## [Short task]
Write out each line of the material again, word for word.

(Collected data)
====

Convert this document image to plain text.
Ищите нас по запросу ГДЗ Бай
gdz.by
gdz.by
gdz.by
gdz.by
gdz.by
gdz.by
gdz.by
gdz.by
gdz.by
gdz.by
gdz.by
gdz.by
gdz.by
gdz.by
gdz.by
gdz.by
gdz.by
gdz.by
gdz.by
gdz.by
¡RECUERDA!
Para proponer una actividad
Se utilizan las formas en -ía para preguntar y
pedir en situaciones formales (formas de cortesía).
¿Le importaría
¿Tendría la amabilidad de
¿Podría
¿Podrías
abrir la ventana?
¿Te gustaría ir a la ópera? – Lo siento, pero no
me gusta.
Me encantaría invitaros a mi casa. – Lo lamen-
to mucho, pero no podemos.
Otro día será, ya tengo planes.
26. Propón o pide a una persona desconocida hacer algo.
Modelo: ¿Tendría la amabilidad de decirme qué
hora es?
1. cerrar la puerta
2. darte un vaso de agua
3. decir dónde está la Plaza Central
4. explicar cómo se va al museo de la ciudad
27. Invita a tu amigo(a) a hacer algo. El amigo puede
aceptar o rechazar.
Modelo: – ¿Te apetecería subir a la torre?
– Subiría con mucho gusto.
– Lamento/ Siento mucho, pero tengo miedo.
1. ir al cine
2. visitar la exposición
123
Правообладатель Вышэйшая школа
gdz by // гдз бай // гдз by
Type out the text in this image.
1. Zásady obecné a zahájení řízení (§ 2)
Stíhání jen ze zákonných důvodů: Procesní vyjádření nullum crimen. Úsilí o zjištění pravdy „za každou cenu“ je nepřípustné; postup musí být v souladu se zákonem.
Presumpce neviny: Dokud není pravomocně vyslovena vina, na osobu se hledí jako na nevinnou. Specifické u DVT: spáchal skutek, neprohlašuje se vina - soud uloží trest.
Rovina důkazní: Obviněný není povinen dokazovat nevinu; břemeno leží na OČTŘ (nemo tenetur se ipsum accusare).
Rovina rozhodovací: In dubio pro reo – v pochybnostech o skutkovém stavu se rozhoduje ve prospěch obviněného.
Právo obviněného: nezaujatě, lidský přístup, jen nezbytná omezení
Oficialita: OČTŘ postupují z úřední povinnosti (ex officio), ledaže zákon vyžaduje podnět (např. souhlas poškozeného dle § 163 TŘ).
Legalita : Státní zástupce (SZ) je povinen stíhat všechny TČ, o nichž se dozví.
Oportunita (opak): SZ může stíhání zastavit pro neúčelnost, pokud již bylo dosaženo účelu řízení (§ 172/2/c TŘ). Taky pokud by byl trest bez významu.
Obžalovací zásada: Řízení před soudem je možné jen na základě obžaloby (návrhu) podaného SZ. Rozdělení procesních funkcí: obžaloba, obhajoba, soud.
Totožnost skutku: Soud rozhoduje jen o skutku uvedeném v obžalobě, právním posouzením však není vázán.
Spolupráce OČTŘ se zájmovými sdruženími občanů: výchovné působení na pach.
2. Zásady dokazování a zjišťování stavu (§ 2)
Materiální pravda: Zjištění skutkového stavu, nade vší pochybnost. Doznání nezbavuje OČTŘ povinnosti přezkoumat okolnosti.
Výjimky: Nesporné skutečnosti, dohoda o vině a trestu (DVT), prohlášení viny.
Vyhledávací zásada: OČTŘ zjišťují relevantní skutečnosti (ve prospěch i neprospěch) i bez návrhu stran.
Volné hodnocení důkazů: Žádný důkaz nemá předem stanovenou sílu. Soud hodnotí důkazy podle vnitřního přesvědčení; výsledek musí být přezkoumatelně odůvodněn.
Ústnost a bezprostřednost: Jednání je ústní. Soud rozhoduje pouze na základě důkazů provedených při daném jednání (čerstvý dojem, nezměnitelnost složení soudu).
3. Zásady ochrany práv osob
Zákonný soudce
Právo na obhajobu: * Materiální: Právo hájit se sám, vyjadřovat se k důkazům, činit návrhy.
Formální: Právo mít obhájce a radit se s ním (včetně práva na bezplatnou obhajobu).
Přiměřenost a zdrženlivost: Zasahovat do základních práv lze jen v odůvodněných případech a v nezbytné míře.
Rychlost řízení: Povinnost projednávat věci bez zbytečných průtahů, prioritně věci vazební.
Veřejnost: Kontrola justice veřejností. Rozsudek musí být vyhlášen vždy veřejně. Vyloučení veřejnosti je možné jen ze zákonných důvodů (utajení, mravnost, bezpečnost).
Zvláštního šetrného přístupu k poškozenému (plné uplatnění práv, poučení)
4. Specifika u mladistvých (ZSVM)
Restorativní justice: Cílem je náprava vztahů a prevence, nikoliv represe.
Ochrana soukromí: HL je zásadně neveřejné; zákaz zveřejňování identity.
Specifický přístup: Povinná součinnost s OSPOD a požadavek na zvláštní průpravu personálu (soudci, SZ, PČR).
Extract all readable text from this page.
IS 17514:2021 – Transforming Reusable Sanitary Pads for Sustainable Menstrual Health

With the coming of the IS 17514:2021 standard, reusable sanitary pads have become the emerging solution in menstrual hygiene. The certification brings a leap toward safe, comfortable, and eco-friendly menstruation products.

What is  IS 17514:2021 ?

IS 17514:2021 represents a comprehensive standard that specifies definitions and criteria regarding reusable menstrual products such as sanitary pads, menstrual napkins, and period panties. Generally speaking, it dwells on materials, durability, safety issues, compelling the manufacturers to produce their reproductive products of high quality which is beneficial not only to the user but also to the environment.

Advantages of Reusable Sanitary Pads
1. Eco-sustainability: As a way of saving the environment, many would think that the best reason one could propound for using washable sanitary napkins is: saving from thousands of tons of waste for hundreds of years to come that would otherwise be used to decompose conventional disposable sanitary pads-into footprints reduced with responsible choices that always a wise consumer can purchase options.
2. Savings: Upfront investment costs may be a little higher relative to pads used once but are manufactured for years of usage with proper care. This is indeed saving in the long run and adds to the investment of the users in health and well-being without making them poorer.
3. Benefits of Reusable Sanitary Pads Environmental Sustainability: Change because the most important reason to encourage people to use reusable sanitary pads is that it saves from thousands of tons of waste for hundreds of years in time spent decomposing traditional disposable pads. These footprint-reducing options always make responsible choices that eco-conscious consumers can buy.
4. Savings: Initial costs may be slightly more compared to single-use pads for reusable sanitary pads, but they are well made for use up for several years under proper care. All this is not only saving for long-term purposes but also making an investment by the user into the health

====

## [Correct response]
Convert this document image to plain text.
Ищите нас по запросу ГДЗ Бай
gdz.by
gdz.by
gdz.by
gdz.by
gdz.by
gdz.by
gdz.by
gdz.by
gdz.by
gdz.by
gdz.by
gdz.by
gdz.by
gdz.by
gdz.by
gdz.by
gdz.by
gdz.by
gdz.by
gdz.by
¡RECUERDA!
Para proponer una actividad
Se utilizan las formas en -ía para preguntar y
pedir en situaciones formales (formas de cortesía).
¿Le importaría
¿Tendría la amabilidad de
¿Podría
¿Podrías
abrir la ventana?
¿Te gustaría ir a la ópera? – Lo siento, pero no
me gusta.
Me encantaría invitaros a mi casa. – Lo lamen-
to mucho, pero no podemos.
Otro día será, ya tengo planes.
26. Propón o pide a una persona desconocida hacer algo.
Modelo: ¿Tendría la amabilidad de decirme qué
hora es?
1. cerrar la puerta
2. darte un vaso de agua
3. decir dónde está la Plaza Central
4. explicar cómo se va al museo de la ciudad
27. Invita a tu amigo(a) a hacer algo. El amigo puede
aceptar o rechazar.
Modelo: – ¿Te apetecería subir a la torre?
– Subiría con mucho gusto.
– Lamento/ Siento mucho, pero tengo miedo.
1. ir al cine
2. visitar la exposición
123
Правообладатель Вышэйшая школа
gdz by // гдз бай // гдз by
Type out the text in this image.
1. Zásady obecné a zahájení řízení (§ 2)
Stíhání jen ze zákonných důvodů: Procesní vyjádření nullum crimen. Úsilí o zjištění pravdy „za každou cenu“ je nepřípustné; postup musí být v souladu se zákonem.
Presumpce neviny: Dokud není pravomocně vyslovena vina, na osobu se hledí jako na nevinnou. Specifické u DVT: spáchal skutek, neprohlašuje se vina - soud uloží trest.
Rovina důkazní: Obviněný není povinen dokazovat nevinu; břemeno leží na OČTŘ (nemo tenetur se ipsum accusare).
Rovina rozhodovací: In dubio pro reo – v pochybnostech o skutkovém stavu se rozhoduje ve prospěch obviněného.
Právo obviněného: nezaujatě, lidský přístup, jen nezbytná omezení
Oficialita: OČTŘ postupují z úřední povinnosti (ex officio), ledaže zákon vyžaduje podnět (např. souhlas poškozeného dle § 163 TŘ).
Legalita : Státní zástupce (SZ) je povinen stíhat všechny TČ, o nichž se dozví.
Oportunita (opak): SZ může stíhání zastavit pro neúčelnost, pokud již bylo dosaženo účelu řízení (§ 172/2/c TŘ). Taky pokud by byl trest bez významu.
Obžalovací zásada: Řízení před soudem je možné jen na základě obžaloby (návrhu) podaného SZ. Rozdělení procesních funkcí: obžaloba, obhajoba, soud.
Totožnost skutku: Soud rozhoduje jen o skutku uvedeném v obžalobě, právním posouzením však není vázán.
Spolupráce OČTŘ se zájmovými sdruženími občanů: výchovné působení na pach.
2. Zásady dokazování a zjišťování stavu (§ 2)
Materiální pravda: Zjištění skutkového stavu, nade vší pochybnost. Doznání nezbavuje OČTŘ povinnosti přezkoumat okolnosti.
Výjimky: Nesporné skutečnosti, dohoda o vině a trestu (DVT), prohlášení viny.
Vyhledávací zásada: OČTŘ zjišťují relevantní skutečnosti (ve prospěch i neprospěch) i bez návrhu stran.
Volné hodnocení důkazů: Žádný důkaz nemá předem stanovenou sílu. Soud hodnotí důkazy podle vnitřního přesvědčení; výsledek musí být přezkoumatelně odůvodněn.
Ústnost a bezprostřednost: Jednání je ústní. Soud rozhoduje pouze na základě důkazů provedených při daném jednání (čerstvý dojem, nezměnitelnost složení soudu).
3. Zásady ochrany práv osob
Zákonný soudce
Právo na obhajobu: * Materiální: Právo hájit se sám, vyjadřovat se k důkazům, činit návrhy.
Formální: Právo mít obhájce a radit se s ním (včetně práva na bezplatnou obhajobu).
Přiměřenost a zdrženlivost: Zasahovat do základních práv lze jen v odůvodněných případech a v nezbytné míře.
Rychlost řízení: Povinnost projednávat věci bez zbytečných průtahů, prioritně věci vazební.
Veřejnost: Kontrola justice veřejností. Rozsudek musí být vyhlášen vždy veřejně. Vyloučení veřejnosti je možné jen ze zákonných důvodů (utajení, mravnost, bezpečnost).
Zvláštního šetrného přístupu k poškozenému (plné uplatnění práv, poučení)
4. Specifika u mladistvých (ZSVM)
Restorativní justice: Cílem je náprava vztahů a prevence, nikoliv represe.
Ochrana soukromí: HL je zásadně neveřejné; zákaz zveřejňování identity.
Specifický přístup: Povinná součinnost s OSPOD a požadavek na zvláštní průpravu personálu (soudci, SZ, PČR).
Extract all readable text from this page.
IS 17514:2021 – Transforming Reusable Sanitary Pads for Sustainable Menstrual Health

With the coming of the IS 17514:2021 standard, reusable sanitary pads have become the emerging solution in menstrual hygiene. The certification brings a leap toward safe, comfortable, and eco-friendly menstruation products.

What is  IS 17514:2021 ?

IS 17514:2021 represents a comprehensive standard that specifies definitions and criteria regarding reusable menstrual products such as sanitary pads, menstrual napkins, and period panties. Generally speaking, it dwells on materials, durability, safety issues, compelling the manufacturers to produce their reproductive products of high quality which is beneficial not only to the user but also to the environment.

Advantages of Reusable Sanitary Pads
1. Eco-sustainability: As a way of saving the environment, many would think that the best reason one could propound for using washable sanitary napkins is: saving from thousands of tons of waste for hundreds of years to come that would otherwise be used to decompose conventional disposable sanitary pads-into footprints reduced with responsible choices that always a wise consumer can purchase options.
2. Savings: Upfront investment costs may be a little higher relative to pads used once but are manufactured for years of usage with proper care. This is indeed saving in the long run and adds to the investment of the users in health and well-being without making them poorer.
3. Benefits of Reusable Sanitary Pads Environmental Sustainability: Change because the most important reason to encourage people to use reusable sanitary pads is that it saves from thousands of tons of waste for hundreds of years in time spent decomposing traditional disposable pads. These footprint-reducing options always make responsible choices that eco-conscious consumers can buy.
4. Savings: Initial costs may be slightly more compared to single-use pads for reusable sanitary pads, but they are well made for use up for several years under proper care. All this is not only saving for long-term purposes but also making an investment by the user into the health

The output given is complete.